Task brief -> Wherever the word "einschließen" turns up in a line of the entries, copy that line.

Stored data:

-- Begin --

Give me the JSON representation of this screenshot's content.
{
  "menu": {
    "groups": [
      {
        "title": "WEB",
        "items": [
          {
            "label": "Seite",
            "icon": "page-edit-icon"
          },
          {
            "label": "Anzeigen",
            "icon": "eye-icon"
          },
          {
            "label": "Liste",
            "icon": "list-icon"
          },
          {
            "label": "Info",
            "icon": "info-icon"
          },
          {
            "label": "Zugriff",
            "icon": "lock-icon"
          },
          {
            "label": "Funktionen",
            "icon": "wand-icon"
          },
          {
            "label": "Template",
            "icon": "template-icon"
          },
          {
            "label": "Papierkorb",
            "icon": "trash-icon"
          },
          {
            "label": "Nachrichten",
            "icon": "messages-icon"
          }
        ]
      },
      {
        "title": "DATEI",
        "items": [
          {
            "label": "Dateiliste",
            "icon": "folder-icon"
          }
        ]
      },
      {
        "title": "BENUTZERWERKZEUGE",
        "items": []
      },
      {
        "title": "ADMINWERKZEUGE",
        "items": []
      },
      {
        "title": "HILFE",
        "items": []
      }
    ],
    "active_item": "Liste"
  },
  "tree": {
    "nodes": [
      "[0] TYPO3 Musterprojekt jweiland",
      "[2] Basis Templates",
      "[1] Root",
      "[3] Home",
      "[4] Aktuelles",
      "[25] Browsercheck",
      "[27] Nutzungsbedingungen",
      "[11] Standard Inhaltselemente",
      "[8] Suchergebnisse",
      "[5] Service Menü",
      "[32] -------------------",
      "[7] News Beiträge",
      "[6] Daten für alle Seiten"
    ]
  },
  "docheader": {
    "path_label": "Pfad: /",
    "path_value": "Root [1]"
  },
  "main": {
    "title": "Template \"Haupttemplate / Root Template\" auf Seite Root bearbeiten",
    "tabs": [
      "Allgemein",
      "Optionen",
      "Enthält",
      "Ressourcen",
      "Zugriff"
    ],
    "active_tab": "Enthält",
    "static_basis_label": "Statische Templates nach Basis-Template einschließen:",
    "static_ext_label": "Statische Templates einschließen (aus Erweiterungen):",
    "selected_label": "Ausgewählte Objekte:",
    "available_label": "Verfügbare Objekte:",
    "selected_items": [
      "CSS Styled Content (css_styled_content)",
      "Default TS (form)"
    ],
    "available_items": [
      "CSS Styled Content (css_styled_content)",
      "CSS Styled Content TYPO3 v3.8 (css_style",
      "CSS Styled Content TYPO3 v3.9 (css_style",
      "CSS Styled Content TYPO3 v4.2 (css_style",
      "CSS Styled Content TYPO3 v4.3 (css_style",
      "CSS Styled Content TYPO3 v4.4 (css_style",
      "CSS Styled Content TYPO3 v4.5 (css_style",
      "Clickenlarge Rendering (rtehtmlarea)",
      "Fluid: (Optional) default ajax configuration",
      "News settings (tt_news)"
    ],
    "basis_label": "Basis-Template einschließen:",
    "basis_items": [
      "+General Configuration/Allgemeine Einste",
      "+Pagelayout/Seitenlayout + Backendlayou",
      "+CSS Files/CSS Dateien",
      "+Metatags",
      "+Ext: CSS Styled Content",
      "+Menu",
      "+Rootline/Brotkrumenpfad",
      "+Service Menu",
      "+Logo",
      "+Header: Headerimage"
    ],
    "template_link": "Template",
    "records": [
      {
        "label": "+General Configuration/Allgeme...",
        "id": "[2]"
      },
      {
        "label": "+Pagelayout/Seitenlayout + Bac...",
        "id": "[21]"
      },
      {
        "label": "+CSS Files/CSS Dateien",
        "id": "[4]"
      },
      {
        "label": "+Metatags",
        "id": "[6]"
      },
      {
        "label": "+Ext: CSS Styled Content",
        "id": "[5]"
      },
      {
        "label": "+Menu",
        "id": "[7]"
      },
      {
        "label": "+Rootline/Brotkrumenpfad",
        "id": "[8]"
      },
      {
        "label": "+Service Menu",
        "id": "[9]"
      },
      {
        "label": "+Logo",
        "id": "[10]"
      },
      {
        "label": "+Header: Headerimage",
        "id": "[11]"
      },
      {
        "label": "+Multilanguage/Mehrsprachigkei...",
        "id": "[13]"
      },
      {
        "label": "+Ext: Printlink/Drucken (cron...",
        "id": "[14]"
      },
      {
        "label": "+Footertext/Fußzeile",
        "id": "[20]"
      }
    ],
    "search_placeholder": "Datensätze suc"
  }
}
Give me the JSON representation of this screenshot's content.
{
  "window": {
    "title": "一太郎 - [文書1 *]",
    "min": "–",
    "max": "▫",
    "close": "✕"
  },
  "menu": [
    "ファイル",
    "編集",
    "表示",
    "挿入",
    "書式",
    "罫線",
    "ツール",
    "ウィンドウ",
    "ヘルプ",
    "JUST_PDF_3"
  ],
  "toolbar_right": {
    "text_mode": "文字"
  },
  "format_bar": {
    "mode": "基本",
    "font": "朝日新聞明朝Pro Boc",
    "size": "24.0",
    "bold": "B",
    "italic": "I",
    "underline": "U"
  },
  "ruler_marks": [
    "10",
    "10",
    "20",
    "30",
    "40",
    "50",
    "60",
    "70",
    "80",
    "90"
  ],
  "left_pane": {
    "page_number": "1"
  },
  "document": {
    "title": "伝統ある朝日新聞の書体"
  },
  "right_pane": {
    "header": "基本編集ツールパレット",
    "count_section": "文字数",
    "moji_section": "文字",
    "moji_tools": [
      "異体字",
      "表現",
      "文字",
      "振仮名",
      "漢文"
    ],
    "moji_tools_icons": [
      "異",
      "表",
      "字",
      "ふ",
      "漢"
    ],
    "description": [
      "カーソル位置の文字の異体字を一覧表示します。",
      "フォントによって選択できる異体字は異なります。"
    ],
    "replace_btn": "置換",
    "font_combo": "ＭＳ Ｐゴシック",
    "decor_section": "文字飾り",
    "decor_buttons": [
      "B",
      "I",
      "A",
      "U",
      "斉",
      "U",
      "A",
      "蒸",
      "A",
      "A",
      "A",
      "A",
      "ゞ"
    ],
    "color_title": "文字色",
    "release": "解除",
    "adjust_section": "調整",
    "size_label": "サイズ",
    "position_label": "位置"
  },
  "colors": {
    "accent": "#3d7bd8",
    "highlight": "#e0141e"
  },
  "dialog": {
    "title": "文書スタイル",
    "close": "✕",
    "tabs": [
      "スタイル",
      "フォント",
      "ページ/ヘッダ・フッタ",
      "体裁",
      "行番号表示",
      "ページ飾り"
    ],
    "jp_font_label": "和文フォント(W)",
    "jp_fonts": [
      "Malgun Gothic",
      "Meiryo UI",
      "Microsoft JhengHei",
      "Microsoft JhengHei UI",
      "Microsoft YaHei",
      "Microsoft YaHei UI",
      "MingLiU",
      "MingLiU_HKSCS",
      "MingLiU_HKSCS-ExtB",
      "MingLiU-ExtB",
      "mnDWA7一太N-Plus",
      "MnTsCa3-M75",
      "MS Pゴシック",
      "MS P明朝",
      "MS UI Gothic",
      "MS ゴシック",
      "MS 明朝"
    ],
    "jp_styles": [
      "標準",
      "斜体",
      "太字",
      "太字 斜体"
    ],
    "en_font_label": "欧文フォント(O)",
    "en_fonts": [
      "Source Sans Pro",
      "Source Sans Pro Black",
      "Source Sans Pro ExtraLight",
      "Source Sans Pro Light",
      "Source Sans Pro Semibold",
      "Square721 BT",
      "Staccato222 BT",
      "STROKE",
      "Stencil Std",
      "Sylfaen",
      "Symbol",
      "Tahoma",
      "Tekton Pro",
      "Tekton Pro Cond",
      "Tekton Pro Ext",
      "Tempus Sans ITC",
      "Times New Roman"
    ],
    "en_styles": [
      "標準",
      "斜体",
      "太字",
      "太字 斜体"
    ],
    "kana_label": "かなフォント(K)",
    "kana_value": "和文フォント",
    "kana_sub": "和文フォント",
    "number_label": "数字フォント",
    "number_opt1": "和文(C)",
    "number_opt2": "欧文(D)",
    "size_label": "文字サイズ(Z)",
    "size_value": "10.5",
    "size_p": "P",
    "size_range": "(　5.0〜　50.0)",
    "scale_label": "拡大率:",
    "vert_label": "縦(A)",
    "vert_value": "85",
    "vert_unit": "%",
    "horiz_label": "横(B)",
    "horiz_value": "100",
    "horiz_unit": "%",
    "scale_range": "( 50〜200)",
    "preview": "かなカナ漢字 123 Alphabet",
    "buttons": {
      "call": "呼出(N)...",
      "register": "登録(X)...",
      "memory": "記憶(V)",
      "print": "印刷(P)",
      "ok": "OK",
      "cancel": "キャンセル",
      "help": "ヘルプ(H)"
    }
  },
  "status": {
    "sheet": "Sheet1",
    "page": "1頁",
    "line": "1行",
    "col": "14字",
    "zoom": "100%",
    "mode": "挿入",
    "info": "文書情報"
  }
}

-- End --
-- Begin --

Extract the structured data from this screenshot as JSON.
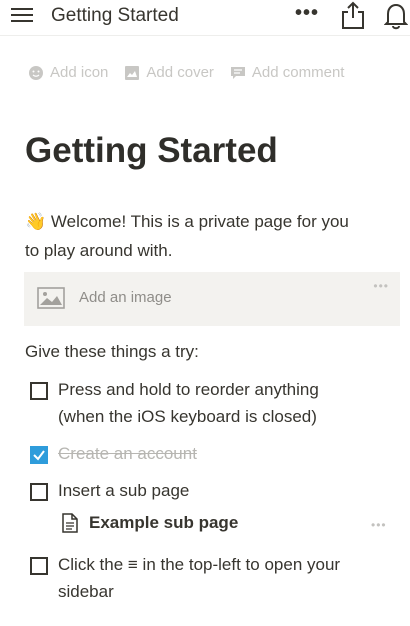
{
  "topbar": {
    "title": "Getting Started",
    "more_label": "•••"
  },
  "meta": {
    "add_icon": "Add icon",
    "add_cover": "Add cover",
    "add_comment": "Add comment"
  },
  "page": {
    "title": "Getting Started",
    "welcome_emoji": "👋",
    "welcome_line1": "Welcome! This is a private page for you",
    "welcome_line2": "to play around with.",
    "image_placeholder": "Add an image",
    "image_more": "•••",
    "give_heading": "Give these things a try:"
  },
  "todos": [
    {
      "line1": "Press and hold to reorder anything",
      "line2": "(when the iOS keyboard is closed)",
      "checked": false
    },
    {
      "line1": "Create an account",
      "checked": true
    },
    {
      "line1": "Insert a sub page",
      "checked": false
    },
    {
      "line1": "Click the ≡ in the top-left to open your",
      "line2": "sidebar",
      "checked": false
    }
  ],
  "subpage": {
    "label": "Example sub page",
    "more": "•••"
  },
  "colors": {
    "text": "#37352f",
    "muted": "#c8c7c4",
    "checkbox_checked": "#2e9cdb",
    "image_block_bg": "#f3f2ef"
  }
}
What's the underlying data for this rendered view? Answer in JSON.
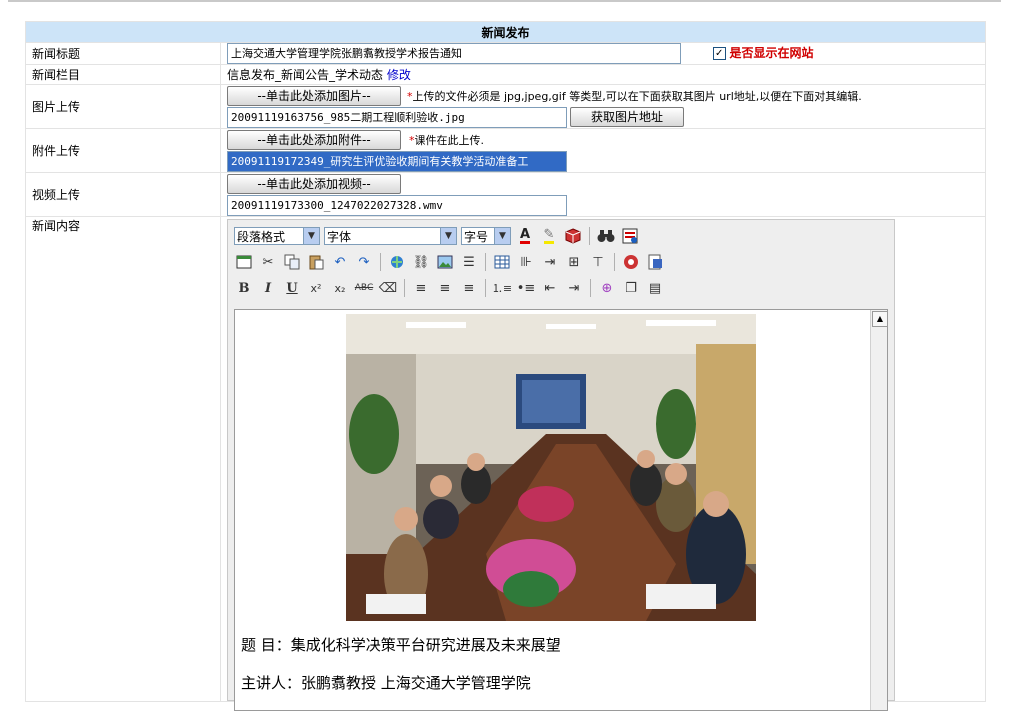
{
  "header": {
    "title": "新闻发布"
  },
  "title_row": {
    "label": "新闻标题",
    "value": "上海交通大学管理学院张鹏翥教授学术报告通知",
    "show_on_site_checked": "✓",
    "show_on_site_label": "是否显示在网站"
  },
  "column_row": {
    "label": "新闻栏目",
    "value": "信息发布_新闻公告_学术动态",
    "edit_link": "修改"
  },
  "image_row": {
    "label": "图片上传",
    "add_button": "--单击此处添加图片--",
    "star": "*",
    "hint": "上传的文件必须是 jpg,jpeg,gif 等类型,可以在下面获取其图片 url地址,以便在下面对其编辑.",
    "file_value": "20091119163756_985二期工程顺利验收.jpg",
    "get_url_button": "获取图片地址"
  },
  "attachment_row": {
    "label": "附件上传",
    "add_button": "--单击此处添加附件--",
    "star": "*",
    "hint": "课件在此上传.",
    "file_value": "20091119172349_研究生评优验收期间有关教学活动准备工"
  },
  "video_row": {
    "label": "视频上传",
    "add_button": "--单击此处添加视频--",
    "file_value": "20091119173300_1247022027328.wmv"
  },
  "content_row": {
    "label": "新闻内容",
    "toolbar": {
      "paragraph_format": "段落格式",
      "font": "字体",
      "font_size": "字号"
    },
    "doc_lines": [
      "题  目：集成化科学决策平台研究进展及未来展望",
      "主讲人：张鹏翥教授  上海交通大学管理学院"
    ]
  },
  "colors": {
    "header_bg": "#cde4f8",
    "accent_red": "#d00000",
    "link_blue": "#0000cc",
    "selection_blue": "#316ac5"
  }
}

-- End --
-- Begin --

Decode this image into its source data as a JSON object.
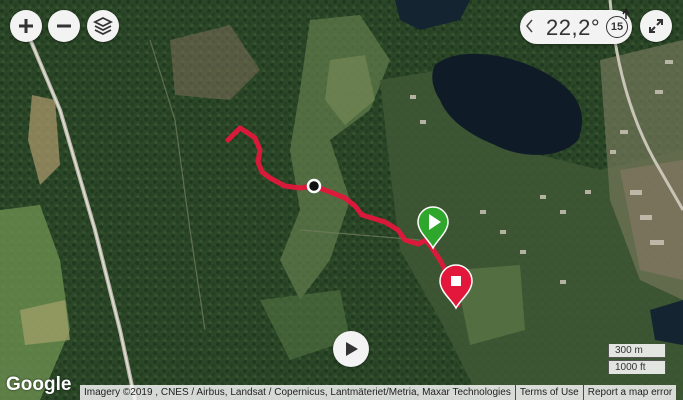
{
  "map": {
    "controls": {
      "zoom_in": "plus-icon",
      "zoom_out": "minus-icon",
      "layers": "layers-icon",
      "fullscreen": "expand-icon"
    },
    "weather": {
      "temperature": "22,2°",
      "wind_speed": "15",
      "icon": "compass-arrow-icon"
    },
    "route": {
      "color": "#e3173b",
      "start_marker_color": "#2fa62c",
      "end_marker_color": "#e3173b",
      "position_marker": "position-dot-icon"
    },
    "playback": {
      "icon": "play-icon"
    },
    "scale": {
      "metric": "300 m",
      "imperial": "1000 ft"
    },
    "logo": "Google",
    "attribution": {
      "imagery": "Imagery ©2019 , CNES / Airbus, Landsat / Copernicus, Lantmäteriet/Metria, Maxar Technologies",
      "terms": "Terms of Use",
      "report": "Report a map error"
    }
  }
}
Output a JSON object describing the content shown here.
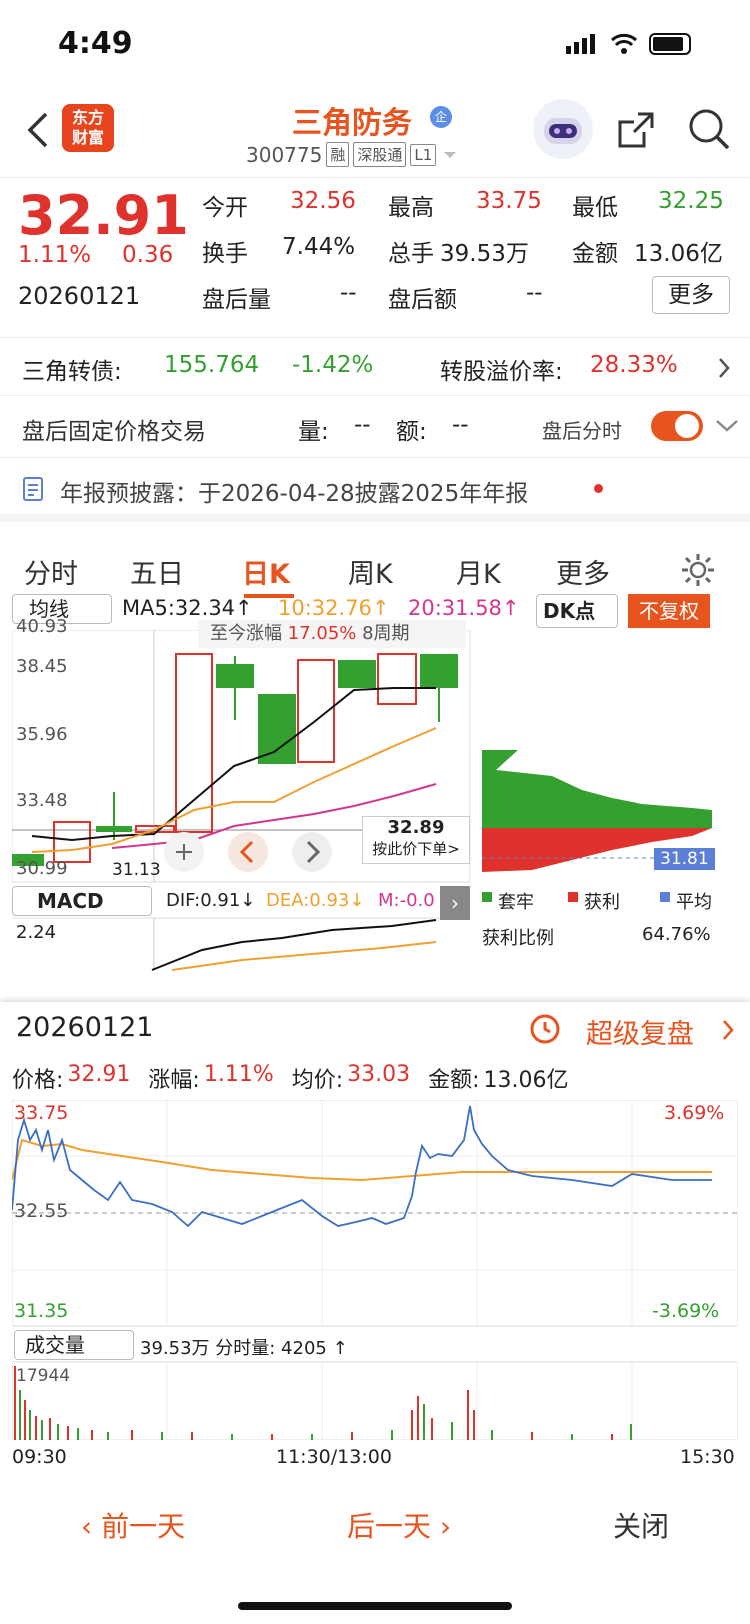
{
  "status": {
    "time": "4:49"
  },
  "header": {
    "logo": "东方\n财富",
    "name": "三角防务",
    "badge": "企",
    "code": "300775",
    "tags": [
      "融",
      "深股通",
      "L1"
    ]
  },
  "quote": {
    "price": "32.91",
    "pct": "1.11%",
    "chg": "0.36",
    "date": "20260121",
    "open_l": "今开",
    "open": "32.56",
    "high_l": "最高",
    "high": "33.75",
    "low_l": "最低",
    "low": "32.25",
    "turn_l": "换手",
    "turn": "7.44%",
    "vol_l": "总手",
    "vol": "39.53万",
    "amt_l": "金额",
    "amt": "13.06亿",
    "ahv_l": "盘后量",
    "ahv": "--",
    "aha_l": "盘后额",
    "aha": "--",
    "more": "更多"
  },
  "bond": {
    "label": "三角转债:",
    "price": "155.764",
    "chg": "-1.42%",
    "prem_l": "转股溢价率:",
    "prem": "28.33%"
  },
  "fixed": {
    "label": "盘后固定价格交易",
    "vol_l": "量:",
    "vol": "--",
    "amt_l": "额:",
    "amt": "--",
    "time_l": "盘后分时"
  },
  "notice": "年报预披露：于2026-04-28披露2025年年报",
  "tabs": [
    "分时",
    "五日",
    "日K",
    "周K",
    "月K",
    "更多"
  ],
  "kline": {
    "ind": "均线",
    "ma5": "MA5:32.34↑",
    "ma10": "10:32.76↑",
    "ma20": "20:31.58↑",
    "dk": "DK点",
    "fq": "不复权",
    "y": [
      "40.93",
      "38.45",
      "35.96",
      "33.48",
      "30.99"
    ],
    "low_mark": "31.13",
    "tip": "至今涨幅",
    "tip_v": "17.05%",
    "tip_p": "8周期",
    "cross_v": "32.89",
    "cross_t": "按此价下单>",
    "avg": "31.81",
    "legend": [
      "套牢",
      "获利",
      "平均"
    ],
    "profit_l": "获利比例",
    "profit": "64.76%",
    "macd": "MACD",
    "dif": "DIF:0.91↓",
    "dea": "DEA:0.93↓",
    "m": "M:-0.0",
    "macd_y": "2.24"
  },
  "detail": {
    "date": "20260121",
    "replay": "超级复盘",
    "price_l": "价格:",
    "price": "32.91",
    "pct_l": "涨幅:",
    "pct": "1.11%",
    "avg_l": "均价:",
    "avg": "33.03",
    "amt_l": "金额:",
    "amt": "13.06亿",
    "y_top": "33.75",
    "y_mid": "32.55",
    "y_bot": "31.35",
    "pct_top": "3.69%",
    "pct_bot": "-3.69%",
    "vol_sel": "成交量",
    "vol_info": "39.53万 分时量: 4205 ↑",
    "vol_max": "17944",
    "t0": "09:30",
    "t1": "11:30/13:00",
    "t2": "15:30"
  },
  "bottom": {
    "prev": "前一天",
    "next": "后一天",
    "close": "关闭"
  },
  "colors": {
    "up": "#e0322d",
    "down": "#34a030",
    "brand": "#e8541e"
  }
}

-- End --

Solution for this problem ->
    "static_basis_label": "Statische Templates nach Basis-Template einschließen:",
    "static_ext_label": "Statische Templates einschließen (aus Erweiterungen):",
    "basis_label": "Basis-Template einschließen:",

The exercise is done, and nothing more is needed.